_DATA EXCERPTS_.
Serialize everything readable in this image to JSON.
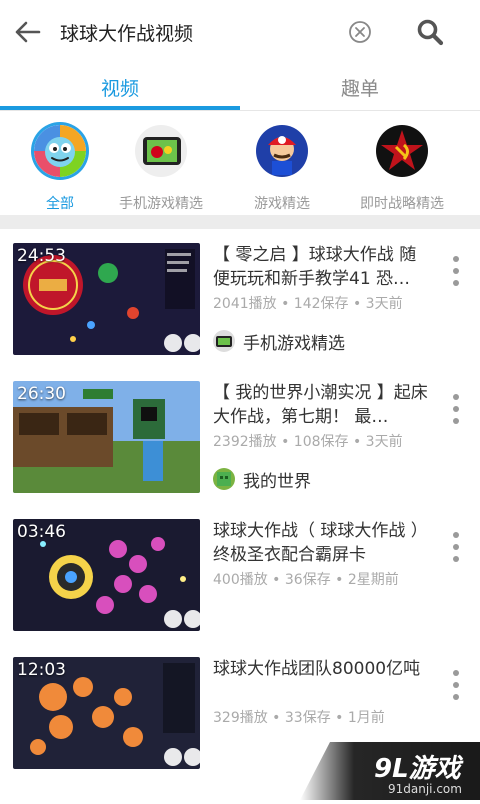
{
  "search": {
    "query": "球球大作战视频",
    "back_icon": "arrow-left-icon",
    "clear_icon": "circle-x-icon",
    "search_icon": "magnifier-icon"
  },
  "tabs": [
    {
      "label": "视频",
      "active": true
    },
    {
      "label": "趣单",
      "active": false
    }
  ],
  "categories": [
    {
      "label": "全部",
      "active": true,
      "icon": "all-category-icon"
    },
    {
      "label": "手机游戏精选",
      "active": false,
      "icon": "mobile-game-icon"
    },
    {
      "label": "游戏精选",
      "active": false,
      "icon": "mario-icon"
    },
    {
      "label": "即时战略精选",
      "active": false,
      "icon": "rts-emblem-icon"
    }
  ],
  "videos": [
    {
      "duration": "24:53",
      "title": "【 零之启 】球球大作战 随便玩玩和新手教学41 恐…",
      "meta": "2041播放 • 142保存 • 3天前",
      "channel": "手机游戏精选"
    },
    {
      "duration": "26:30",
      "title": "【 我的世界小潮实况 】起床大作战，第七期！ 最…",
      "meta": "2392播放 • 108保存 • 3天前",
      "channel": "我的世界"
    },
    {
      "duration": "03:46",
      "title": "球球大作战（ 球球大作战 ）终极圣衣配合霸屏卡",
      "meta": "400播放 • 36保存 • 2星期前",
      "channel": ""
    },
    {
      "duration": "12:03",
      "title": "球球大作战团队80000亿吨",
      "meta": "329播放 • 33保存 • 1月前",
      "channel": ""
    }
  ],
  "watermark": {
    "brand": "9L游戏",
    "url": "91danji.com"
  },
  "colors": {
    "accent": "#1a9ae0",
    "meta_text": "#aaaaaa",
    "divider": "#ececec"
  }
}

_EXERCISE PROMPT_. Give nothing but the number of lines containing the string "icon".

_WRITTEN SOLUTION_. 7